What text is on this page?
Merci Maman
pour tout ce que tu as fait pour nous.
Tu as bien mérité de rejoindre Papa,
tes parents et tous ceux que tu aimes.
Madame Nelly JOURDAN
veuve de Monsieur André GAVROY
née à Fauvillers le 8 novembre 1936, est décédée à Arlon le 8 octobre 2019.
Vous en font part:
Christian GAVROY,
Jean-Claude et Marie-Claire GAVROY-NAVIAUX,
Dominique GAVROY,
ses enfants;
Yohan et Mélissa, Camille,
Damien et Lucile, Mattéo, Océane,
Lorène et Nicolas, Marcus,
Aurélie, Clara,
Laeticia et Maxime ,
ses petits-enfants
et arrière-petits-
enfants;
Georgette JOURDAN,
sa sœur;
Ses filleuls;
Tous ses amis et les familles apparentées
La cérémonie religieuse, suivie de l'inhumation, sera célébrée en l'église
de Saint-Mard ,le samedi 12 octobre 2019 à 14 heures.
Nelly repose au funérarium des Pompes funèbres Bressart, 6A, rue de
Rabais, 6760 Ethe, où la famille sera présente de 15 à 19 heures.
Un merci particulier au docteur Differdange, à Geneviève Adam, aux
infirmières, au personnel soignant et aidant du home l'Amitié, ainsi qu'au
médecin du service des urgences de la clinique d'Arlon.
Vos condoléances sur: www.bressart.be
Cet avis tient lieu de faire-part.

» **THE REQUEST**: Go through the material above and copy each line that has the word "GAVROY".

» **RESULT BELOW**:
veuve de Monsieur André GAVROY
Christian GAVROY,
Jean-Claude et Marie-Claire GAVROY-NAVIAUX,
Dominique GAVROY,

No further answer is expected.